Write the material out again in full, word for word. Do not include the pictures.
[Begin Input data]
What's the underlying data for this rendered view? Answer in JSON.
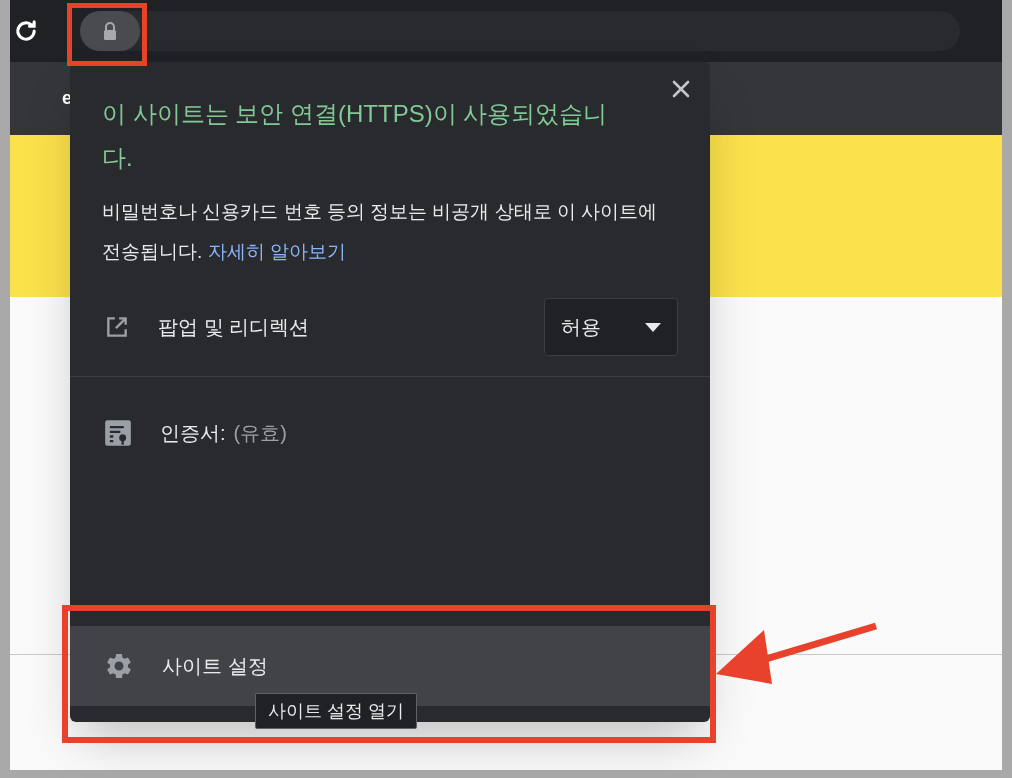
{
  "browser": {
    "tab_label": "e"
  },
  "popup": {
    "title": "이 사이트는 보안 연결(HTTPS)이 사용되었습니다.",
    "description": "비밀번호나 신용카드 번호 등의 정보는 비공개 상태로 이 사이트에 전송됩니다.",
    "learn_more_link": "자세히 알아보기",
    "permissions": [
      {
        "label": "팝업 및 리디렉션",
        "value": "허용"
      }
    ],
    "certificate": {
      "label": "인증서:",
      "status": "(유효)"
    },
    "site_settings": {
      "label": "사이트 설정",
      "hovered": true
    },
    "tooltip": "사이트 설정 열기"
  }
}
[End Input data]
▸ **Answer to this task**:
What's the underlying data for this rendered view? Answer in JSON.
{
  "browser": {
    "tab_label": "e"
  },
  "popup": {
    "title": "이 사이트는 보안 연결(HTTPS)이 사용되었습니다.",
    "description": "비밀번호나 신용카드 번호 등의 정보는 비공개 상태로 이 사이트에 전송됩니다.",
    "learn_more_link": "자세히 알아보기",
    "permissions": [
      {
        "label": "팝업 및 리디렉션",
        "value": "허용"
      }
    ],
    "certificate": {
      "label": "인증서:",
      "status": "(유효)"
    },
    "site_settings": {
      "label": "사이트 설정",
      "hovered": true
    },
    "tooltip": "사이트 설정 열기"
  }
}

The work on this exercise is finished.